* Text provided
- - -
We are using the tip of master as of early Jan'22. Seems that the code has not changed since.

thompsonbry commented 2 years ago

I am inclined to think that this was the side-effect of something else going wrong in the application. Closing for now.

thompsonbry commented 2 years ago

I am seeing this again for a trivial reproducer.

#include <gtest/gtest.h>
#include <libcuckoo/cuckoohash_map.hh>

namespace run_with_valgrind {
    class CuckoomapDestroyTest : public ::testing::Test {
    };

    typedef libcuckoo::cuckoohash_map<
        std::uint32_t // class Key,
        , std::uint32_t // class T (Value)
        , std::hash<std::uint32_t> // class Hash
        , std::equal_to<std::uint32_t> // class KeyEqual
        , std::allocator<std::pair<const std::uint32_t, std::uint32_t>> // class Allocator.
        //, std::size_t SLOT_PER_BUCKET = DEFAULT_SLOT_PER_BUCKET
        > map_t;

    // When we run this test with valgrind it reports errors.
    TEST_F(CuckoomapDestroyTest, destroy_01) {
        map_t map_;
    }
}

/*

gcc 7.5
version=5.4.190-118.353.amzn2int.x86_64
AL2_x86_64

Compiled with the following options:

-fPIC -D _POSIX_SOURCE -D _GNU_SOURCE -lrt -w -Wfatal-errors -g -O3 -DNDEBUG

Valgrind run with the following options:

 -v --leak-check=full --show-leak-kinds=definite --gen-suppressions=all --smc-check=all --track-origins=yes

==3700== Using Valgrind-3.12.0 and LibVEX; rerun with -h for copyright info

==3700== Invalid free() / delete / delete[] / realloc()
==3700==    at 0x40320DB: free (vg_replace_malloc.c:530)
==3700==    by 0x46CBCE: deallocate (new_allocator.h:121)
==3700==    by 0x46CBCE: deallocate (alloc_traits.h:462)
==3700==    by 0x46CBCE: _M_deallocate (stl_vector.h:180)
==3700==    by 0x46CBCE: ~_Vector_base (stl_vector.h:162)
==3700==    by 0x46CBCE: ~vector (stl_vector.h:435)
- - -
* Exercise tasks
(a) In the libcuckoo bug report, which options is Valgrind run with? List every one.
(b) How would you render this sentence from the libcuckoo bug report in Spanish: "I am inclined to think that this was the side-effect of something else going wrong in the application."
(c) Answer these from the libcuckoo bug report:
(i) Which gcc version is listed?
(ii) Which Valgrind version does the output report using?
(iii) What is the name of the test defined with TEST_F?

* Collected data
- - -
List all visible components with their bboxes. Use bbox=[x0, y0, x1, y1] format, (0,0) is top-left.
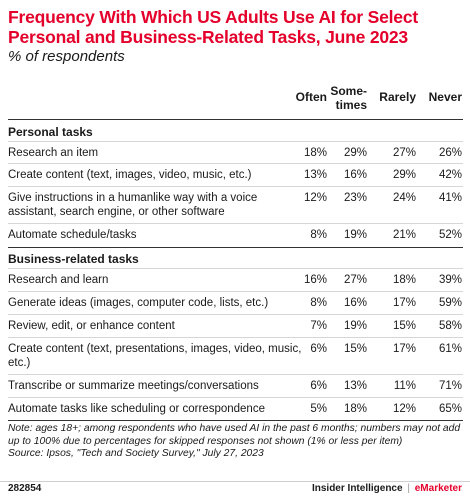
- - -
* Response list
(a)
-v
--leak-check=full
--show-leak-kinds=definite
--gen-suppressions=all
--smc-check=all
--track-origins=yes

(b) Me inclino a pensar que esto fue el efecto secundario de algo más que estaba fallando en la aplicación.

(c)
(i) gcc 7.5
(ii) Valgrind-3.12.0
(iii) destroy_01